> [Exercise instructions]:
Copy all the entries below exactly, but not the pictures.

>>>>>

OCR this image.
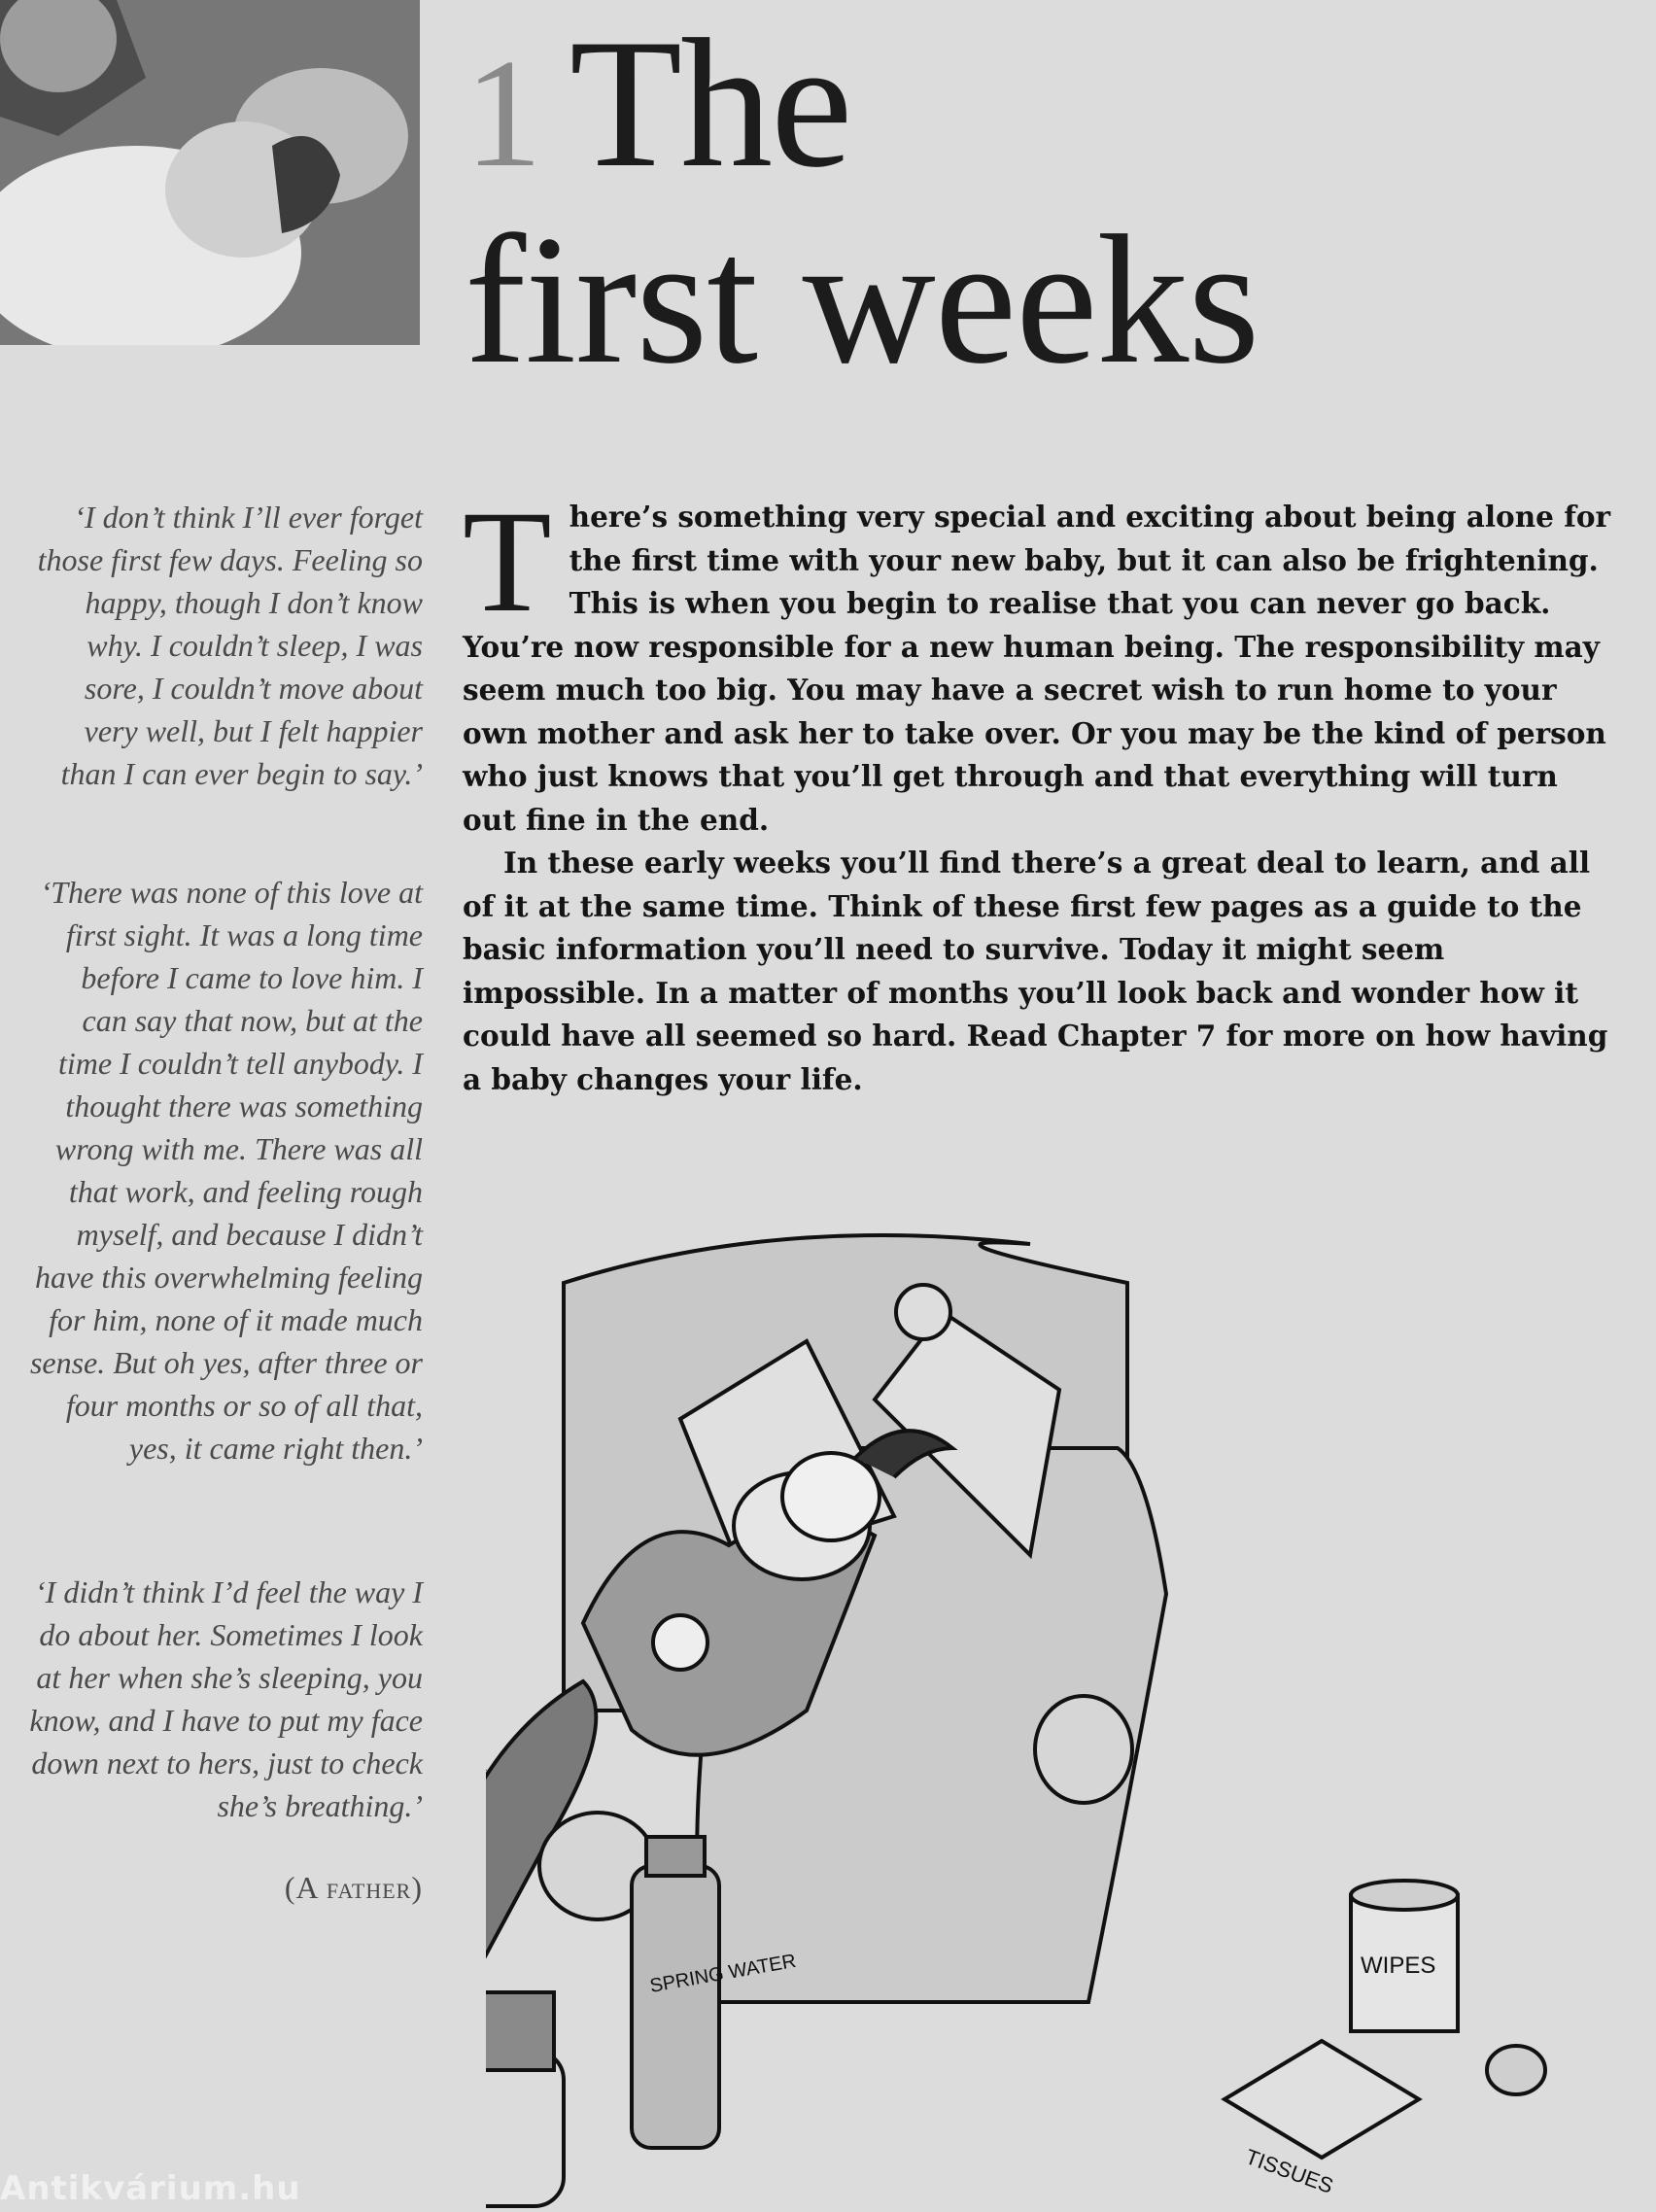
1 The
first weeks

‘I don’t think I’ll ever forget those first few days. Feeling so happy, though I don’t know why. I couldn’t sleep, I was sore, I couldn’t move about very well, but I felt happier than I can ever begin to say.’

‘There was none of this love at first sight. It was a long time before I came to love him. I can say that now, but at the time I couldn’t tell anybody. I thought there was something wrong with me. There was all that work, and feeling rough myself, and because I didn’t have this overwhelming feeling for him, none of it made much sense. But oh yes, after three or four months or so of all that, yes, it came right then.’

‘I didn’t think I’d feel the way I do about her. Sometimes I look at her when she’s sleeping, you know, and I have to put my face down next to hers, just to check she’s breathing.’

(A father)

There’s something very special and exciting about being alone for the first time with your new baby, but it can also be frightening. This is when you begin to realise that you can never go back. You’re now responsible for a new human being. The responsibility may seem much too big. You may have a secret wish to run home to your own mother and ask her to take over. Or you may be the kind of person who just knows that you’ll get through and that everything will turn out fine in the end.

In these early weeks you’ll find there’s a great deal to learn, and all of it at the same time. Think of these first few pages as a guide to the basic information you’ll need to survive. Today it might seem impossible. In a matter of months you’ll look back and wonder how it could have all seemed so hard. Read Chapter 7 for more on how having a baby changes your life.

SPRING WATER	WIPES
TISSUES
Antikvárium.hu
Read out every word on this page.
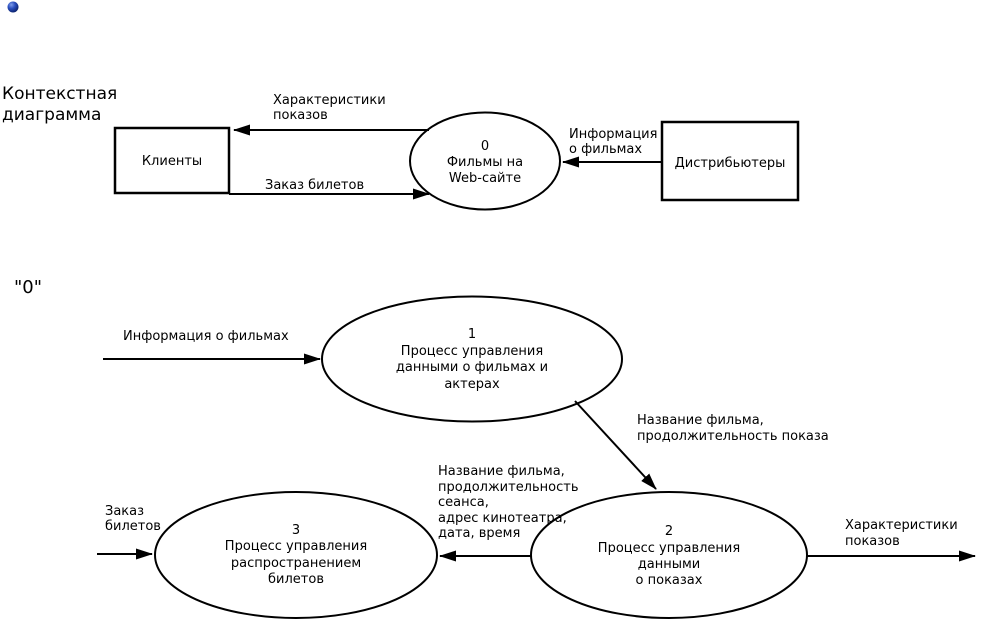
Контекстная
диаграмма
"0"
Клиенты	Дистрибьютеры
0
Фильмы на
Web-сайте
Характеристики
показов
Заказ билетов
Информация
о фильмах
1
Процесс управления
данными о фильмах и
актерах
2
Процесс управления
данными
о показах
3
Процесс управления
распространением
билетов
Информация о фильмах
Название фильма,
продолжительность показа
Название фильма,
продолжительность
сеанса,
адрес кинотеатра,
дата, время
Заказ
билетов	Характеристики
показов
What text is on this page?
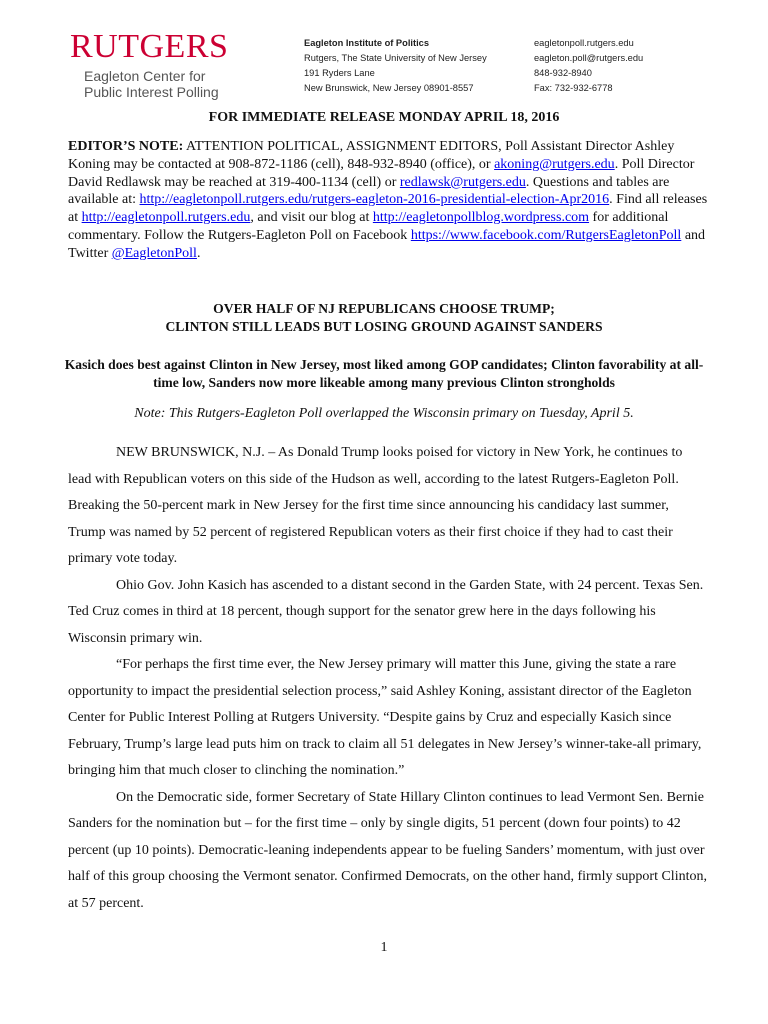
RUTGERS
Eagleton Center for
Public Interest Polling
Eagleton Institute of Politics
Rutgers, The State University of New Jersey
191 Ryders Lane
New Brunswick, New Jersey 08901-8557
eagletonpoll.rutgers.edu
eagleton.poll@rutgers.edu
848-932-8940
Fax: 732-932-6778
FOR IMMEDIATE RELEASE MONDAY APRIL 18, 2016
EDITOR’S NOTE: ATTENTION POLITICAL, ASSIGNMENT EDITORS, Poll Assistant Director Ashley Koning may be contacted at 908-872-1186 (cell), 848-932-8940 (office), or akoning@rutgers.edu. Poll Director David Redlawsk may be reached at 319-400-1134 (cell) or redlawsk@rutgers.edu. Questions and tables are available at: http://eagletonpoll.rutgers.edu/rutgers-eagleton-2016-presidential-election-Apr2016. Find all releases at http://eagletonpoll.rutgers.edu, and visit our blog at http://eagletonpollblog.wordpress.com for additional commentary. Follow the Rutgers-Eagleton Poll on Facebook https://www.facebook.com/RutgersEagletonPoll and Twitter @EagletonPoll.
OVER HALF OF NJ REPUBLICANS CHOOSE TRUMP;
CLINTON STILL LEADS BUT LOSING GROUND AGAINST SANDERS
Kasich does best against Clinton in New Jersey, most liked among GOP candidates; Clinton favorability at all-time low, Sanders now more likeable among many previous Clinton strongholds
Note: This Rutgers-Eagleton Poll overlapped the Wisconsin primary on Tuesday, April 5.

NEW BRUNSWICK, N.J. – As Donald Trump looks poised for victory in New York, he continues to lead with Republican voters on this side of the Hudson as well, according to the latest Rutgers-Eagleton Poll. Breaking the 50-percent mark in New Jersey for the first time since announcing his candidacy last summer, Trump was named by 52 percent of registered Republican voters as their first choice if they had to cast their primary vote today.

Ohio Gov. John Kasich has ascended to a distant second in the Garden State, with 24 percent. Texas Sen. Ted Cruz comes in third at 18 percent, though support for the senator grew here in the days following his Wisconsin primary win.

“For perhaps the first time ever, the New Jersey primary will matter this June, giving the state a rare opportunity to impact the presidential selection process,” said Ashley Koning, assistant director of the Eagleton Center for Public Interest Polling at Rutgers University. “Despite gains by Cruz and especially Kasich since February, Trump’s large lead puts him on track to claim all 51 delegates in New Jersey’s winner-take-all primary, bringing him that much closer to clinching the nomination.”

On the Democratic side, former Secretary of State Hillary Clinton continues to lead Vermont Sen. Bernie Sanders for the nomination but – for the first time – only by single digits, 51 percent (down four points) to 42 percent (up 10 points). Democratic-leaning independents appear to be fueling Sanders’ momentum, with just over half of this group choosing the Vermont senator. Confirmed Democrats, on the other hand, firmly support Clinton, at 57 percent.

1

<<<<<

> [Answer below]:
OCR this image.
1 The
first weeks

‘I don’t think I’ll ever forget those first few days. Feeling so happy, though I don’t know why. I couldn’t sleep, I was sore, I couldn’t move about very well, but I felt happier than I can ever begin to say.’

‘There was none of this love at first sight. It was a long time before I came to love him. I can say that now, but at the time I couldn’t tell anybody. I thought there was something wrong with me. There was all that work, and feeling rough myself, and because I didn’t have this overwhelming feeling for him, none of it made much sense. But oh yes, after three or four months or so of all that, yes, it came right then.’

‘I didn’t think I’d feel the way I do about her. Sometimes I look at her when she’s sleeping, you know, and I have to put my face down next to hers, just to check she’s breathing.’

(A father)

There’s something very special and exciting about being alone for the first time with your new baby, but it can also be frightening. This is when you begin to realise that you can never go back. You’re now responsible for a new human being. The responsibility may seem much too big. You may have a secret wish to run home to your own mother and ask her to take over. Or you may be the kind of person who just knows that you’ll get through and that everything will turn out fine in the end.

In these early weeks you’ll find there’s a great deal to learn, and all of it at the same time. Think of these first few pages as a guide to the basic information you’ll need to survive. Today it might seem impossible. In a matter of months you’ll look back and wonder how it could have all seemed so hard. Read Chapter 7 for more on how having a baby changes your life.

SPRING WATER	WIPES
TISSUES
Antikvárium.hu
Read out every word on this page.
Контекстная
диаграмма
"0"
Клиенты	Дистрибьютеры
0
Фильмы на
Web-сайте
Характеристики
показов
Заказ билетов
Информация
о фильмах
1
Процесс управления
данными о фильмах и
актерах
2
Процесс управления
данными
о показах
3
Процесс управления
распространением
билетов
Информация о фильмах
Название фильма,
продолжительность показа
Название фильма,
продолжительность
сеанса,
адрес кинотеатра,
дата, время
Заказ
билетов	Характеристики
показов
What text is on this page?
RUTGERS
Eagleton Center for
Public Interest Polling
Eagleton Institute of Politics
Rutgers, The State University of New Jersey
191 Ryders Lane
New Brunswick, New Jersey 08901-8557
eagletonpoll.rutgers.edu
eagleton.poll@rutgers.edu
848-932-8940
Fax: 732-932-6778
FOR IMMEDIATE RELEASE MONDAY APRIL 18, 2016
EDITOR’S NOTE: ATTENTION POLITICAL, ASSIGNMENT EDITORS, Poll Assistant Director Ashley Koning may be contacted at 908-872-1186 (cell), 848-932-8940 (office), or akoning@rutgers.edu. Poll Director David Redlawsk may be reached at 319-400-1134 (cell) or redlawsk@rutgers.edu. Questions and tables are available at: http://eagletonpoll.rutgers.edu/rutgers-eagleton-2016-presidential-election-Apr2016. Find all releases at http://eagletonpoll.rutgers.edu, and visit our blog at http://eagletonpollblog.wordpress.com for additional commentary. Follow the Rutgers-Eagleton Poll on Facebook https://www.facebook.com/RutgersEagletonPoll and Twitter @EagletonPoll.
OVER HALF OF NJ REPUBLICANS CHOOSE TRUMP;
CLINTON STILL LEADS BUT LOSING GROUND AGAINST SANDERS
Kasich does best against Clinton in New Jersey, most liked among GOP candidates; Clinton favorability at all-time low, Sanders now more likeable among many previous Clinton strongholds
Note: This Rutgers-Eagleton Poll overlapped the Wisconsin primary on Tuesday, April 5.

NEW BRUNSWICK, N.J. – As Donald Trump looks poised for victory in New York, he continues to lead with Republican voters on this side of the Hudson as well, according to the latest Rutgers-Eagleton Poll. Breaking the 50-percent mark in New Jersey for the first time since announcing his candidacy last summer, Trump was named by 52 percent of registered Republican voters as their first choice if they had to cast their primary vote today.

Ohio Gov. John Kasich has ascended to a distant second in the Garden State, with 24 percent. Texas Sen. Ted Cruz comes in third at 18 percent, though support for the senator grew here in the days following his Wisconsin primary win.

“For perhaps the first time ever, the New Jersey primary will matter this June, giving the state a rare opportunity to impact the presidential selection process,” said Ashley Koning, assistant director of the Eagleton Center for Public Interest Polling at Rutgers University. “Despite gains by Cruz and especially Kasich since February, Trump’s large lead puts him on track to claim all 51 delegates in New Jersey’s winner-take-all primary, bringing him that much closer to clinching the nomination.”

On the Democratic side, former Secretary of State Hillary Clinton continues to lead Vermont Sen. Bernie Sanders for the nomination but – for the first time – only by single digits, 51 percent (down four points) to 42 percent (up 10 points). Democratic-leaning independents appear to be fueling Sanders’ momentum, with just over half of this group choosing the Vermont senator. Confirmed Democrats, on the other hand, firmly support Clinton, at 57 percent.

1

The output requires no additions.